** Given problem **
Extract all lines in the data that contain the word "labels".

** Input data **

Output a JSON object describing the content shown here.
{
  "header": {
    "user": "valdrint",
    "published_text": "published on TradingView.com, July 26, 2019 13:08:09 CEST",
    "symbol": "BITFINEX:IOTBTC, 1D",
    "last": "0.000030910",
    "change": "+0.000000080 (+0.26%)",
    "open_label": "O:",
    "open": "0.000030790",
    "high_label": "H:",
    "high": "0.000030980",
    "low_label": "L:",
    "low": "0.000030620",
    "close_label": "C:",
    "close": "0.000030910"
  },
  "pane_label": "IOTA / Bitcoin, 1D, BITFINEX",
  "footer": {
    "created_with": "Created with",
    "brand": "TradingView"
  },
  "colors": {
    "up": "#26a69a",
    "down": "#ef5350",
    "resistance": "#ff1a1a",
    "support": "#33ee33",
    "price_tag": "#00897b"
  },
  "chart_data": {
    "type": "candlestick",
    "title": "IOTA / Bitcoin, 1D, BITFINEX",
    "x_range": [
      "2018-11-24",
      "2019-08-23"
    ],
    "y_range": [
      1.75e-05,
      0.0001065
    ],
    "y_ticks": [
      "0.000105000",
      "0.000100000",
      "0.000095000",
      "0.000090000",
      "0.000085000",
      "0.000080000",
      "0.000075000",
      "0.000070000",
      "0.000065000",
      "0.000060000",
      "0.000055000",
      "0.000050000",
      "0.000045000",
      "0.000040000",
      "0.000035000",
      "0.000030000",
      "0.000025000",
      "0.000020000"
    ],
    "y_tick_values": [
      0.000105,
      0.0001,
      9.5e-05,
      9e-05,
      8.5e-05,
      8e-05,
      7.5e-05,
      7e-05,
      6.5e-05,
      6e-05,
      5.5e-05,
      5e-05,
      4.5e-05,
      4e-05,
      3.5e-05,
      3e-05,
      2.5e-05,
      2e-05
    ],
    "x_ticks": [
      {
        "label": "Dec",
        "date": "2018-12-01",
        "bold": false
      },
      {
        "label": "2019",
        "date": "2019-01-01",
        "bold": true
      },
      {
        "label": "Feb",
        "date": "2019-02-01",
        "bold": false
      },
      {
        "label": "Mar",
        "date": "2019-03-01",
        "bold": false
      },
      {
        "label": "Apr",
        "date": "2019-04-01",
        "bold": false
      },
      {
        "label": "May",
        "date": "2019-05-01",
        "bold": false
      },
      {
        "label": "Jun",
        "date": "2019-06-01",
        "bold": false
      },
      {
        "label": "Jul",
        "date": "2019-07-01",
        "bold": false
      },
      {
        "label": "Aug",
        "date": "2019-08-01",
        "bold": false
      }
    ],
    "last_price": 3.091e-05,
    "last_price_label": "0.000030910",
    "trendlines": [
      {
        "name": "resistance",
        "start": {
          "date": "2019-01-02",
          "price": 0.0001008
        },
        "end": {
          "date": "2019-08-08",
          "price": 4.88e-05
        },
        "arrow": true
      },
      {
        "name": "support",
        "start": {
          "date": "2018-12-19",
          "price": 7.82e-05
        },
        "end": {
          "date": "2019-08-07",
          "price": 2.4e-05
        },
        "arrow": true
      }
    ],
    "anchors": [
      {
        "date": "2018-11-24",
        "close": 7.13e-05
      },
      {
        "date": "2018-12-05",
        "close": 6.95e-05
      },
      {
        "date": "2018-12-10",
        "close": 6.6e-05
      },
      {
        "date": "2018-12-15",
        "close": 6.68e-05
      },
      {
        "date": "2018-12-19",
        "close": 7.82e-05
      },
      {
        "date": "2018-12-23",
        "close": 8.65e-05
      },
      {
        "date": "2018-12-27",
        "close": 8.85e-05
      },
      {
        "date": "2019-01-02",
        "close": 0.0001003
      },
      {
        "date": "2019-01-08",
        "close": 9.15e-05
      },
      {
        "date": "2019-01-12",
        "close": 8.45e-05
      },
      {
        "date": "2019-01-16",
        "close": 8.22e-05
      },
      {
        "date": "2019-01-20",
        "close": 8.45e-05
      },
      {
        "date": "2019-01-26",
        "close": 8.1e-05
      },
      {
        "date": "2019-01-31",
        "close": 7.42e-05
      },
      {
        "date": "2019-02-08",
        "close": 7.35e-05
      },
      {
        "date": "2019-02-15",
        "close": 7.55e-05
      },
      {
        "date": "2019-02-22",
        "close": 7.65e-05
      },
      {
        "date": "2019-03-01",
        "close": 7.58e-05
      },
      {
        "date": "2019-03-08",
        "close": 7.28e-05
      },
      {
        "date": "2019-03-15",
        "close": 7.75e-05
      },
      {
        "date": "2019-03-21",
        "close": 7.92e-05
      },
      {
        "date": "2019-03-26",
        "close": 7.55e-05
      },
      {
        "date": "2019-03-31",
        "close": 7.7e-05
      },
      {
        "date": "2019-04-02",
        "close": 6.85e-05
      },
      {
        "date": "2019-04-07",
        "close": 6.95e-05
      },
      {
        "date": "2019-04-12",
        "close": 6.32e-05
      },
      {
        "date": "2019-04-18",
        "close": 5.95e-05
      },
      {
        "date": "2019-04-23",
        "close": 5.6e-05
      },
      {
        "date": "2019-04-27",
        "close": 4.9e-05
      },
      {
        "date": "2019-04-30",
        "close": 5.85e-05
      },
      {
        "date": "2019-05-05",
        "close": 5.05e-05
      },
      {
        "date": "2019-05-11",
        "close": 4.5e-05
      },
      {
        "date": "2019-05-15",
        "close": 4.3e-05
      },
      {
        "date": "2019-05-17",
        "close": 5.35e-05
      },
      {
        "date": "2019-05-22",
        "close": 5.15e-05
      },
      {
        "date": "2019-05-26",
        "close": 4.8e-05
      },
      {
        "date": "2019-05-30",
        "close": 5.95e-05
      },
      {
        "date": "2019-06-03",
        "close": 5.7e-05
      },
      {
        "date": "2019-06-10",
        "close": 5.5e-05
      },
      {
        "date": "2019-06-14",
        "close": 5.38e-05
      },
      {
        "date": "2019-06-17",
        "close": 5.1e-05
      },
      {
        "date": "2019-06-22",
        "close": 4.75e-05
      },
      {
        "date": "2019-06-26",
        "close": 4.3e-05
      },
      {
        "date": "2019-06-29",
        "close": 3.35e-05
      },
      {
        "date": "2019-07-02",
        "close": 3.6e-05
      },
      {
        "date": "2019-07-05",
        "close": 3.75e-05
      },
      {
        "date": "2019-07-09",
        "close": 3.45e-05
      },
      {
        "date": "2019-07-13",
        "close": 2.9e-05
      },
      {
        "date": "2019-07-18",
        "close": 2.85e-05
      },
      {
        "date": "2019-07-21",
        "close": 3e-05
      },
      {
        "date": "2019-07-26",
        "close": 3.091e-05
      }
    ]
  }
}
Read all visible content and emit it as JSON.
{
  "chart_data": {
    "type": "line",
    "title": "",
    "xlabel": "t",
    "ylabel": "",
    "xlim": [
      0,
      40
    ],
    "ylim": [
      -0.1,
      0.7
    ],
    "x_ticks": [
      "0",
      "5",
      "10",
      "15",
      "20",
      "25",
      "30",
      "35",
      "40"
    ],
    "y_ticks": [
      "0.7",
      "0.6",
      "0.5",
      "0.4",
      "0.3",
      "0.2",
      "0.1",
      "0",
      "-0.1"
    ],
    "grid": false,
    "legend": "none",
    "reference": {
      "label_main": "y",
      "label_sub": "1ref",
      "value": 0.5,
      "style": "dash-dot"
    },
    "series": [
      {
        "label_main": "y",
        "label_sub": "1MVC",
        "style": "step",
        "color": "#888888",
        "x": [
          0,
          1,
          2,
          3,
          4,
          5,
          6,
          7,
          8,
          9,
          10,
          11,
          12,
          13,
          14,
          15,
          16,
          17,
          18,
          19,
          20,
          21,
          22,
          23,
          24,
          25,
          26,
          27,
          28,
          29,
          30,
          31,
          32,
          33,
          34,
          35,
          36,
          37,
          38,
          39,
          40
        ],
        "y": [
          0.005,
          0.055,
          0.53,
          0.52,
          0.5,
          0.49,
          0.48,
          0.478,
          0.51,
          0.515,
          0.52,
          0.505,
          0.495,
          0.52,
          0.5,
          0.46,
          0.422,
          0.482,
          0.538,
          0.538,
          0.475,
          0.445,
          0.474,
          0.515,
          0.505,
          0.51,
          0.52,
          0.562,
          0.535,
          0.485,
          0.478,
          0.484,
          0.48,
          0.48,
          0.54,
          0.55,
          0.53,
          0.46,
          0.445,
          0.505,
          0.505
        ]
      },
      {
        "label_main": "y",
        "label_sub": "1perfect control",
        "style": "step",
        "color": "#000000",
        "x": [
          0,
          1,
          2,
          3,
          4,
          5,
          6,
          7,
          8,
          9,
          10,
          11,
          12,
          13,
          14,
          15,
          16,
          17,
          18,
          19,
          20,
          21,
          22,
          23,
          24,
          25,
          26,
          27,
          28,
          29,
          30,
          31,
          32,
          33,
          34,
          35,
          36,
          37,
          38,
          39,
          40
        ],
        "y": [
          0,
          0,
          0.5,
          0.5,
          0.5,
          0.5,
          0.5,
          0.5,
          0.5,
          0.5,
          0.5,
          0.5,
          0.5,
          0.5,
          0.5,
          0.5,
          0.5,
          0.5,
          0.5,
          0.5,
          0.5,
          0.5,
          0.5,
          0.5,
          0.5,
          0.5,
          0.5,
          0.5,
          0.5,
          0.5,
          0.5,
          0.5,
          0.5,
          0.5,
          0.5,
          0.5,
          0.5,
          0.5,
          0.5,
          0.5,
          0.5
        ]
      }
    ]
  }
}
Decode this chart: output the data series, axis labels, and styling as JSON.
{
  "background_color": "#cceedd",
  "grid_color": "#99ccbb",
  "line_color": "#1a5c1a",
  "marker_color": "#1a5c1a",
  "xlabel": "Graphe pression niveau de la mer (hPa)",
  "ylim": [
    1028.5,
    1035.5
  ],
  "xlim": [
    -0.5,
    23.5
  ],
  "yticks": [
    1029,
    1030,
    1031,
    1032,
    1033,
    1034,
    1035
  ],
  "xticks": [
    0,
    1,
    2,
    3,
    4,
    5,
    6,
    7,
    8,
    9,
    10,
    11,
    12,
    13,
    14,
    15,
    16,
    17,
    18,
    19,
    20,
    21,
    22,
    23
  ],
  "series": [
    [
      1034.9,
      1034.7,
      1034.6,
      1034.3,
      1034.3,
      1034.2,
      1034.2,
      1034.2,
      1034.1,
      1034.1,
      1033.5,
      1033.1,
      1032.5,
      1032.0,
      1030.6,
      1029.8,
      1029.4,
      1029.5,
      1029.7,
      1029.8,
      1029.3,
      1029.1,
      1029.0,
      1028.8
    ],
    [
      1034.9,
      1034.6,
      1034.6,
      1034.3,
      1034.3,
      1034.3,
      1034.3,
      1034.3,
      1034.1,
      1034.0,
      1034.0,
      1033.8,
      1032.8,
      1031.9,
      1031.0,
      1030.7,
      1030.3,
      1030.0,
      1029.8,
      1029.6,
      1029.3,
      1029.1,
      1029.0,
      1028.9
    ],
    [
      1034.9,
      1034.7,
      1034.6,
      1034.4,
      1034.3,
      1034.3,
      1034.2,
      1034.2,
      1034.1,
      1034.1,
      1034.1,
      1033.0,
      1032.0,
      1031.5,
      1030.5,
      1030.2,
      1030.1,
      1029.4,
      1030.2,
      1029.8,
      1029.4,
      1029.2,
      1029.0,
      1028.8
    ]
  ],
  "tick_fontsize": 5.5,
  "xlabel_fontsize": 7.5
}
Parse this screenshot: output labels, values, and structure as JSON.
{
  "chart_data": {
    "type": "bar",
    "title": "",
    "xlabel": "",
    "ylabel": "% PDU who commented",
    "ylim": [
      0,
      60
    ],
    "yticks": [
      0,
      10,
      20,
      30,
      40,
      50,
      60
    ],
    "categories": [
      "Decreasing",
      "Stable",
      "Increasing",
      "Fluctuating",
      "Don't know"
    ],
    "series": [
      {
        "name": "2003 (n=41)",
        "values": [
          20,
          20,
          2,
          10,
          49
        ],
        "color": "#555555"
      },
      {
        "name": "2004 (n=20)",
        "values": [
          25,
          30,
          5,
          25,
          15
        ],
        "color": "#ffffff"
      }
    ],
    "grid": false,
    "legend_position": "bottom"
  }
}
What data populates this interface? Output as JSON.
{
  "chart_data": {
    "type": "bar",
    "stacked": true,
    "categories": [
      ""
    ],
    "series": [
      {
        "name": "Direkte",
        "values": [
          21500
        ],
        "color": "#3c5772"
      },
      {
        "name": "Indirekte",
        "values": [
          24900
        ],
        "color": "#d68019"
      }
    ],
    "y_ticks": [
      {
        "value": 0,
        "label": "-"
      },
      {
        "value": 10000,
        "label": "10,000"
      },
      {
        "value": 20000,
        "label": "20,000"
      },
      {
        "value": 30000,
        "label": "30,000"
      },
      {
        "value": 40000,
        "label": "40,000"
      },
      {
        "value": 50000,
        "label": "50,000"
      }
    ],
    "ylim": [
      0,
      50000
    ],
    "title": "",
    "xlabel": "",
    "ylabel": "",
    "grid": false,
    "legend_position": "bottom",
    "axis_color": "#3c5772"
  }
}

** Final result **
Decode this chart: output the data series, axis labels, and styling as JSON.
Parse this screenshot: output labels, values, and structure as JSON.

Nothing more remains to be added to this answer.